→ **TEXT EXCERPT**:

It’s been a tough few years for household finances, but the data coming out this summer tells a more encouraging story than the headlines might suggest.
Here’s what the latest figures show, and why they matter for your money.
A Welcome Shift for Household Budgets
Real wages are growing again, just barely.
ONS figures for the three months to March 2026 show regular pay rose 3.4% year-on-year, against CPIH inflation of 3.3% — meaning earnings are edging ahead of prices, even if only modestly.
It’s not a windfall, but it marks a meaningful shift from the sharp real-terms wage falls of 2022–23, when inflation regularly outstripped pay by several percentage points.
Could Your Mortgage Be Due a Review?
Mortgage rates continue their downward drift.
The Bank of England base rate has fallen to 3.75% from its August 2023 peak of 5.25%, and major lenders are reducing fixed rates in June.
For the roughly one in five UK mortgage holders still sitting on a Standard Variable Rate, averaging around 7.13% this June, the gap between inertia and action remains substantial.
Early Signs of a More Positive Outlook
Consumer confidence, while still negative, has stopped falling.
GfK’s long-running confidence index sat at -23 in May, up from April’s -25.
It’s not exactly buoyant, but the direction has turned, and personal financial confidence has, in places, held up better than views on the wider economy.
Why More Homeowners Are Looking at Their Property Differently
Property wealth is working harder than ever.

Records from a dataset

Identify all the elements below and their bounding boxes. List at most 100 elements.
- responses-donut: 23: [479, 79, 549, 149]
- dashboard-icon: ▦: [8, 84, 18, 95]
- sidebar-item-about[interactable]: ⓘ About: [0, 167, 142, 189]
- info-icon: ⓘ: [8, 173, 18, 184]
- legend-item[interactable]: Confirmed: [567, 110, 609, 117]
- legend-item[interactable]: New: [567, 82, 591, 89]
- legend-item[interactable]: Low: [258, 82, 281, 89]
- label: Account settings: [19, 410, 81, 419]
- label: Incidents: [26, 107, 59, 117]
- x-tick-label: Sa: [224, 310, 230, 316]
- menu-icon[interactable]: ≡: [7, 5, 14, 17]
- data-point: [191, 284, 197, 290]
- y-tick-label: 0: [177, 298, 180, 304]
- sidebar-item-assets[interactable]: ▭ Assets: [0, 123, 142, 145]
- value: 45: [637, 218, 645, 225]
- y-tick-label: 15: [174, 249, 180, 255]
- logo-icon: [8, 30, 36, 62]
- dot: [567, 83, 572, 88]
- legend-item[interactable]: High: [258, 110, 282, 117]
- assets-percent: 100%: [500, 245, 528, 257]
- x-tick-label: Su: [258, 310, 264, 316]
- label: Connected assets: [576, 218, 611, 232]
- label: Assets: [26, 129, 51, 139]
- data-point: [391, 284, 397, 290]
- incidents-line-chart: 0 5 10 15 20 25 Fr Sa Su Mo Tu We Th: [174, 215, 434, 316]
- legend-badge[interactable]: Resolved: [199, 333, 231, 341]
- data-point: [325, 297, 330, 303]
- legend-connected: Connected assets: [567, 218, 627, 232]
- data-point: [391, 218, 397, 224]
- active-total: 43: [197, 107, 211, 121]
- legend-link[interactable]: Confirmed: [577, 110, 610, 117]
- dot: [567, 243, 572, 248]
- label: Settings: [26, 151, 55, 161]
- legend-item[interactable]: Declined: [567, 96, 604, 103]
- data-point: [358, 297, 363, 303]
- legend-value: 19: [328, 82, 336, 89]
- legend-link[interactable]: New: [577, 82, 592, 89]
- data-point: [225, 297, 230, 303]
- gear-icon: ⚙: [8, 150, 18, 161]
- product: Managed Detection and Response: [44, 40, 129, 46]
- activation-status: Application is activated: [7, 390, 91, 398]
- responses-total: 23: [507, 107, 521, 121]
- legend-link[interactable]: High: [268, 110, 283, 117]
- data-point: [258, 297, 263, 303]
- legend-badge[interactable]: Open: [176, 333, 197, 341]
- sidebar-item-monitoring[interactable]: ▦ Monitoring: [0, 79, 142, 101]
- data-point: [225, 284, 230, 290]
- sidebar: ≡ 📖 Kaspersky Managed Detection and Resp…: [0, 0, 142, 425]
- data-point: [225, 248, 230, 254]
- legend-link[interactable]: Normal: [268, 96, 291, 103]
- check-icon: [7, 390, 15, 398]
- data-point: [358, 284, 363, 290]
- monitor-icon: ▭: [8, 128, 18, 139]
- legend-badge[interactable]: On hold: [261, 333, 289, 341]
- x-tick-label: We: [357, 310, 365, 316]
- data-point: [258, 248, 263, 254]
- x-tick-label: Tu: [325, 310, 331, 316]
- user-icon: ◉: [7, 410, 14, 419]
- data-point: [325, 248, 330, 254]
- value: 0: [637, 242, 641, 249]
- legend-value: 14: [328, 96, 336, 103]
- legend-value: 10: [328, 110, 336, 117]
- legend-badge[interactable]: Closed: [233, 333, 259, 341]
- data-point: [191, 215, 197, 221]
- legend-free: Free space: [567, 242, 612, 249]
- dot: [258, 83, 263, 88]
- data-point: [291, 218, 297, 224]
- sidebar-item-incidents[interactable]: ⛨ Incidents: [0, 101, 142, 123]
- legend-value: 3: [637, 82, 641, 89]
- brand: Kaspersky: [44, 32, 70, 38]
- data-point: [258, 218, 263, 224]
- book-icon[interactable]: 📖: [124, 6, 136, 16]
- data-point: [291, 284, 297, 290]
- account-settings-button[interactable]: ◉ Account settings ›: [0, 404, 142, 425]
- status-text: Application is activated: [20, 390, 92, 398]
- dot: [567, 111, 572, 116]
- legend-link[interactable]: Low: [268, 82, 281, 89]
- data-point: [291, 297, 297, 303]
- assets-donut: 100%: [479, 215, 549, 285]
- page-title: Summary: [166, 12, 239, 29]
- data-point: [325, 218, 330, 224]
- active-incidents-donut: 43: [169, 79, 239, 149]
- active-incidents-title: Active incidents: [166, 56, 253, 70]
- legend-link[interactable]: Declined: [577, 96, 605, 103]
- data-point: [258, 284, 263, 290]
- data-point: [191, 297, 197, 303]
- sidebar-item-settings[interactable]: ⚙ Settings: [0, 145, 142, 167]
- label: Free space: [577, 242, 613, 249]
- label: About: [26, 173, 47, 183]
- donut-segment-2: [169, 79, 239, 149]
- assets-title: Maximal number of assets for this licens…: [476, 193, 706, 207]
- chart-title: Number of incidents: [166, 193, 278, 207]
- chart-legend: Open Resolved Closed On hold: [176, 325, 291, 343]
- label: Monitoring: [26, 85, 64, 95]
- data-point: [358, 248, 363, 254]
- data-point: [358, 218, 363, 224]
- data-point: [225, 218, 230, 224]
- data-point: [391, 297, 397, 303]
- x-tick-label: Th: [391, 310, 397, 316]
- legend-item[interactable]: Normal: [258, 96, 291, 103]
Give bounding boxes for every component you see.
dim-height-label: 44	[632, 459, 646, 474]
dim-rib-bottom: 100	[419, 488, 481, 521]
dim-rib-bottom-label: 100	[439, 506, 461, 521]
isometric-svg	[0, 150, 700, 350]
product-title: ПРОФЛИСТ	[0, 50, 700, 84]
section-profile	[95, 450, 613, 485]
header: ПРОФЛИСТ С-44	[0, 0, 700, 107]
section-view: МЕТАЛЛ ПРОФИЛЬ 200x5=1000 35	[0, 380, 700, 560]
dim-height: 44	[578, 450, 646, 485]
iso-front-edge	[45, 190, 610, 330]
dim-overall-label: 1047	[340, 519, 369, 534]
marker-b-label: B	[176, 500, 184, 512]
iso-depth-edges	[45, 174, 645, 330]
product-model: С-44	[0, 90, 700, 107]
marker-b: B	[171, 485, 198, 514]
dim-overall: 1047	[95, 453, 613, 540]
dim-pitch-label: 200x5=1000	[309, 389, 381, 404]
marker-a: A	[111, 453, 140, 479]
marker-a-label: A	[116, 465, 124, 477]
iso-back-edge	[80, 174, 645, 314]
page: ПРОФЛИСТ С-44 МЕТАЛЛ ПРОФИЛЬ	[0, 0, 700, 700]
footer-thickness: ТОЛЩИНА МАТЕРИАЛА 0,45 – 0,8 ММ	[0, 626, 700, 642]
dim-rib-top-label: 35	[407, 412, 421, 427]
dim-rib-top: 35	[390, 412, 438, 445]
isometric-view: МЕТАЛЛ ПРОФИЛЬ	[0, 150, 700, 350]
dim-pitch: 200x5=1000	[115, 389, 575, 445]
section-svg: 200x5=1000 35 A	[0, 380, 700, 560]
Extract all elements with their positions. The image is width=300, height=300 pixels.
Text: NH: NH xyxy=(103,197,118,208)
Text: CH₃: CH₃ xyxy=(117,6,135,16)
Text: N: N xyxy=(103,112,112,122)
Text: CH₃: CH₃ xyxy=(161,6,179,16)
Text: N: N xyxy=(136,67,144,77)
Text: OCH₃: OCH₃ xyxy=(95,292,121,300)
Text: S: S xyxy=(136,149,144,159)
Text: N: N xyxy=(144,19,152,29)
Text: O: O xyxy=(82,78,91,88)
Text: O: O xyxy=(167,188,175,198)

→ **YOUR TASKS**:
**1)** In the household finances article, where did GfK's confidence index stand in May?
**2)** Starting at the beginning of the records and going through the line containing "- info-icon: ⓘ: [8, 173, 18, 184]", switch "dashboard-icon" to "home-icon". Write out only those lines, with everything else left the same.

→ **EXPECTED OUTPUTS**:
**1)** It stood at -23, up from -25 in April.

**2)**
Identify all the elements below and their bounding boxes. List at most 100 elements.
- responses-donut: 23: [479, 79, 549, 149]
- home-icon: ▦: [8, 84, 18, 95]
- sidebar-item-about[interactable]: ⓘ About: [0, 167, 142, 189]
- info-icon: ⓘ: [8, 173, 18, 184]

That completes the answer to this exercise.